Figure record extracts:
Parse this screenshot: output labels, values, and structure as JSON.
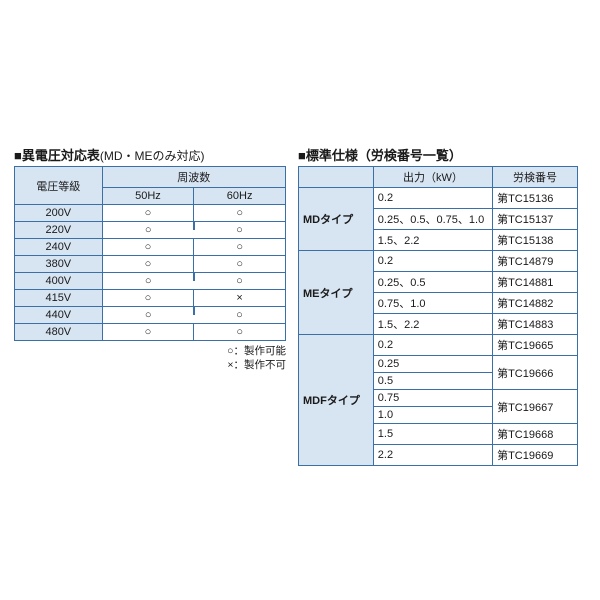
{
  "colors": {
    "border": "#3a6fa8",
    "header_bg": "#d7e4f2",
    "page_bg": "#ffffff",
    "text": "#1a1a1a"
  },
  "left": {
    "title_prefix": "■",
    "title": "異電圧対応表",
    "subtitle": "(MD・MEのみ対応)",
    "header_voltage": "電圧等級",
    "header_freq": "周波数",
    "header_50": "50Hz",
    "header_60": "60Hz",
    "rows": [
      {
        "v": "200V",
        "f50": "○",
        "f60": "○",
        "split": "full"
      },
      {
        "v": "220V",
        "f50": "○",
        "f60": "○",
        "split": "merge_below"
      },
      {
        "v": "240V",
        "f50": "○",
        "f60": "○",
        "split": "full"
      },
      {
        "v": "380V",
        "f50": "○",
        "f60": "○",
        "split": "full"
      },
      {
        "v": "400V",
        "f50": "○",
        "f60": "○",
        "split": "merge_above"
      },
      {
        "v": "415V",
        "f50": "○",
        "f60": "×",
        "split": "full"
      },
      {
        "v": "440V",
        "f50": "○",
        "f60": "○",
        "split": "merge_above"
      },
      {
        "v": "480V",
        "f50": "○",
        "f60": "○",
        "split": "full"
      }
    ],
    "legend_ok": "○：製作可能",
    "legend_ng": "×：製作不可"
  },
  "right": {
    "title_prefix": "■",
    "title": "標準仕様（労検番号一覧）",
    "header_type_blank": "",
    "header_output": "出力（kW）",
    "header_cert": "労検番号",
    "groups": [
      {
        "type": "MDタイプ",
        "rows": [
          {
            "out": "0.2",
            "cert": "第TC15136"
          },
          {
            "out": "0.25、0.5、0.75、1.0",
            "cert": "第TC15137"
          },
          {
            "out": "1.5、2.2",
            "cert": "第TC15138"
          }
        ]
      },
      {
        "type": "MEタイプ",
        "rows": [
          {
            "out": "0.2",
            "cert": "第TC14879"
          },
          {
            "out": "0.25、0.5",
            "cert": "第TC14881"
          },
          {
            "out": "0.75、1.0",
            "cert": "第TC14882"
          },
          {
            "out": "1.5、2.2",
            "cert": "第TC14883"
          }
        ]
      },
      {
        "type": "MDFタイプ",
        "rows": [
          {
            "out": "0.2",
            "cert": "第TC19665"
          },
          {
            "out": "0.25",
            "cert": "第TC19666",
            "cert_rowspan": 2
          },
          {
            "out": "0.5"
          },
          {
            "out": "0.75",
            "cert": "第TC19667",
            "cert_rowspan": 2
          },
          {
            "out": "1.0"
          },
          {
            "out": "1.5",
            "cert": "第TC19668"
          },
          {
            "out": "2.2",
            "cert": "第TC19669"
          }
        ]
      }
    ]
  }
}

**PROBLEM**
Make an exact copy of every record, pictures excluded.

**COMPLETED TASK**
Parse this screenshot: output labels, values, and structure as JSON.
{
  "colors": {
    "border": "#3a6fa8",
    "header_bg": "#d7e4f2",
    "page_bg": "#ffffff",
    "text": "#1a1a1a"
  },
  "left": {
    "title_prefix": "■",
    "title": "異電圧対応表",
    "subtitle": "(MD・MEのみ対応)",
    "header_voltage": "電圧等級",
    "header_freq": "周波数",
    "header_50": "50Hz",
    "header_60": "60Hz",
    "rows": [
      {
        "v": "200V",
        "f50": "○",
        "f60": "○",
        "split": "full"
      },
      {
        "v": "220V",
        "f50": "○",
        "f60": "○",
        "split": "merge_below"
      },
      {
        "v": "240V",
        "f50": "○",
        "f60": "○",
        "split": "full"
      },
      {
        "v": "380V",
        "f50": "○",
        "f60": "○",
        "split": "full"
      },
      {
        "v": "400V",
        "f50": "○",
        "f60": "○",
        "split": "merge_above"
      },
      {
        "v": "415V",
        "f50": "○",
        "f60": "×",
        "split": "full"
      },
      {
        "v": "440V",
        "f50": "○",
        "f60": "○",
        "split": "merge_above"
      },
      {
        "v": "480V",
        "f50": "○",
        "f60": "○",
        "split": "full"
      }
    ],
    "legend_ok": "○：製作可能",
    "legend_ng": "×：製作不可"
  },
  "right": {
    "title_prefix": "■",
    "title": "標準仕様（労検番号一覧）",
    "header_type_blank": "",
    "header_output": "出力（kW）",
    "header_cert": "労検番号",
    "groups": [
      {
        "type": "MDタイプ",
        "rows": [
          {
            "out": "0.2",
            "cert": "第TC15136"
          },
          {
            "out": "0.25、0.5、0.75、1.0",
            "cert": "第TC15137"
          },
          {
            "out": "1.5、2.2",
            "cert": "第TC15138"
          }
        ]
      },
      {
        "type": "MEタイプ",
        "rows": [
          {
            "out": "0.2",
            "cert": "第TC14879"
          },
          {
            "out": "0.25、0.5",
            "cert": "第TC14881"
          },
          {
            "out": "0.75、1.0",
            "cert": "第TC14882"
          },
          {
            "out": "1.5、2.2",
            "cert": "第TC14883"
          }
        ]
      },
      {
        "type": "MDFタイプ",
        "rows": [
          {
            "out": "0.2",
            "cert": "第TC19665"
          },
          {
            "out": "0.25",
            "cert": "第TC19666",
            "cert_rowspan": 2
          },
          {
            "out": "0.5"
          },
          {
            "out": "0.75",
            "cert": "第TC19667",
            "cert_rowspan": 2
          },
          {
            "out": "1.0"
          },
          {
            "out": "1.5",
            "cert": "第TC19668"
          },
          {
            "out": "2.2",
            "cert": "第TC19669"
          }
        ]
      }
    ]
  }
}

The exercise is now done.